Your task is to quote the material that follows, in full and exactly.

============

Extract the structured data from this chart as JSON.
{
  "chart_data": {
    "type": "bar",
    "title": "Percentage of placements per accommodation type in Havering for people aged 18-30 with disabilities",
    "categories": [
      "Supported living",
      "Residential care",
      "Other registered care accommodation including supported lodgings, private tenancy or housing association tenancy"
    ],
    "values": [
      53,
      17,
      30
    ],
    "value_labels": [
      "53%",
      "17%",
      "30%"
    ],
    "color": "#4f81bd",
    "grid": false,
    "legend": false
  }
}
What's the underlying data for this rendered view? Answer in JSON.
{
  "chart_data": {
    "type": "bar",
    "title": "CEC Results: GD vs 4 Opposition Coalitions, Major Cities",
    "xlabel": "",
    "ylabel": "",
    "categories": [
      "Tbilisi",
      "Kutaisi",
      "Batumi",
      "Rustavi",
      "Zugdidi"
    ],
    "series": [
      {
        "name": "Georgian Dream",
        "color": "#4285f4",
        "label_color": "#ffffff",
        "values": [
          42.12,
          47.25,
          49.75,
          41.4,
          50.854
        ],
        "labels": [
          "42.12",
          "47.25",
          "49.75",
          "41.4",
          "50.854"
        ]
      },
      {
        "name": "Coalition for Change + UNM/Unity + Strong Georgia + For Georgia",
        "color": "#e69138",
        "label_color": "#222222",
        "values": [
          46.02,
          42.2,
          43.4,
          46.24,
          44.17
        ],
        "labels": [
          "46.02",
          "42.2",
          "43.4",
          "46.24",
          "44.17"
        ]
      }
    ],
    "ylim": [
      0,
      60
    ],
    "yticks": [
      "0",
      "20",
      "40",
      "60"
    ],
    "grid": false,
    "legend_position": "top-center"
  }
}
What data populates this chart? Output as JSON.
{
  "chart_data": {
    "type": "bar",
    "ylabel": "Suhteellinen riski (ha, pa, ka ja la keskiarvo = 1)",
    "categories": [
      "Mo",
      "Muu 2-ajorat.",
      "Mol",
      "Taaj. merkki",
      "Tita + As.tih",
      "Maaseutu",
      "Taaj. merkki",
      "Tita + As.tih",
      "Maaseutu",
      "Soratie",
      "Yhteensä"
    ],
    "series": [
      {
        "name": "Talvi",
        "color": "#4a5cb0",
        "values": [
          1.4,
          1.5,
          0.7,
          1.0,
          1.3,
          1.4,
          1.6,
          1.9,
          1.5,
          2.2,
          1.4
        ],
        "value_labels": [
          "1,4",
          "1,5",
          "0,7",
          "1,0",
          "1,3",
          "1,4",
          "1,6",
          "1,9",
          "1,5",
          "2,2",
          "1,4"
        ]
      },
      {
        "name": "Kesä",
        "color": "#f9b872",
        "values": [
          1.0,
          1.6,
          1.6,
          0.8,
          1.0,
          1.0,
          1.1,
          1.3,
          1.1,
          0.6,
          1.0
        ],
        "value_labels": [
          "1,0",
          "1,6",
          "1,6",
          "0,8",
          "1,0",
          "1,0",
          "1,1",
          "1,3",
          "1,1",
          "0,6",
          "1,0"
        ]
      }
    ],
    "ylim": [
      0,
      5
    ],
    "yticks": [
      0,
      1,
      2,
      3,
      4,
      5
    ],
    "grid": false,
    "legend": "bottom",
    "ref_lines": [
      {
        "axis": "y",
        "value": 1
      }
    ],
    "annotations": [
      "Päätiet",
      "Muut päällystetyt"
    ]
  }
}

============

* [Solution to this exercise]
Extract the structured data from this chart as JSON.
{
  "chart_data": {
    "type": "bar",
    "title": "Percentage of placements per accommodation type in Havering for people aged 18-30 with disabilities",
    "categories": [
      "Supported living",
      "Residential care",
      "Other registered care accommodation including supported lodgings, private tenancy or housing association tenancy"
    ],
    "values": [
      53,
      17,
      30
    ],
    "value_labels": [
      "53%",
      "17%",
      "30%"
    ],
    "color": "#4f81bd",
    "grid": false,
    "legend": false
  }
}
What's the underlying data for this rendered view? Answer in JSON.
{
  "chart_data": {
    "type": "bar",
    "title": "CEC Results: GD vs 4 Opposition Coalitions, Major Cities",
    "xlabel": "",
    "ylabel": "",
    "categories": [
      "Tbilisi",
      "Kutaisi",
      "Batumi",
      "Rustavi",
      "Zugdidi"
    ],
    "series": [
      {
        "name": "Georgian Dream",
        "color": "#4285f4",
        "label_color": "#ffffff",
        "values": [
          42.12,
          47.25,
          49.75,
          41.4,
          50.854
        ],
        "labels": [
          "42.12",
          "47.25",
          "49.75",
          "41.4",
          "50.854"
        ]
      },
      {
        "name": "Coalition for Change + UNM/Unity + Strong Georgia + For Georgia",
        "color": "#e69138",
        "label_color": "#222222",
        "values": [
          46.02,
          42.2,
          43.4,
          46.24,
          44.17
        ],
        "labels": [
          "46.02",
          "42.2",
          "43.4",
          "46.24",
          "44.17"
        ]
      }
    ],
    "ylim": [
      0,
      60
    ],
    "yticks": [
      "0",
      "20",
      "40",
      "60"
    ],
    "grid": false,
    "legend_position": "top-center"
  }
}
What data populates this chart? Output as JSON.
{
  "chart_data": {
    "type": "bar",
    "ylabel": "Suhteellinen riski (ha, pa, ka ja la keskiarvo = 1)",
    "categories": [
      "Mo",
      "Muu 2-ajorat.",
      "Mol",
      "Taaj. merkki",
      "Tita + As.tih",
      "Maaseutu",
      "Taaj. merkki",
      "Tita + As.tih",
      "Maaseutu",
      "Soratie",
      "Yhteensä"
    ],
    "series": [
      {
        "name": "Talvi",
        "color": "#4a5cb0",
        "values": [
          1.4,
          1.5,
          0.7,
          1.0,
          1.3,
          1.4,
          1.6,
          1.9,
          1.5,
          2.2,
          1.4
        ],
        "value_labels": [
          "1,4",
          "1,5",
          "0,7",
          "1,0",
          "1,3",
          "1,4",
          "1,6",
          "1,9",
          "1,5",
          "2,2",
          "1,4"
        ]
      },
      {
        "name": "Kesä",
        "color": "#f9b872",
        "values": [
          1.0,
          1.6,
          1.6,
          0.8,
          1.0,
          1.0,
          1.1,
          1.3,
          1.1,
          0.6,
          1.0
        ],
        "value_labels": [
          "1,0",
          "1,6",
          "1,6",
          "0,8",
          "1,0",
          "1,0",
          "1,1",
          "1,3",
          "1,1",
          "0,6",
          "1,0"
        ]
      }
    ],
    "ylim": [
      0,
      5
    ],
    "yticks": [
      0,
      1,
      2,
      3,
      4,
      5
    ],
    "grid": false,
    "legend": "bottom",
    "ref_lines": [
      {
        "axis": "y",
        "value": 1
      }
    ],
    "annotations": [
      "Päätiet",
      "Muut päällystetyt"
    ]
  }
}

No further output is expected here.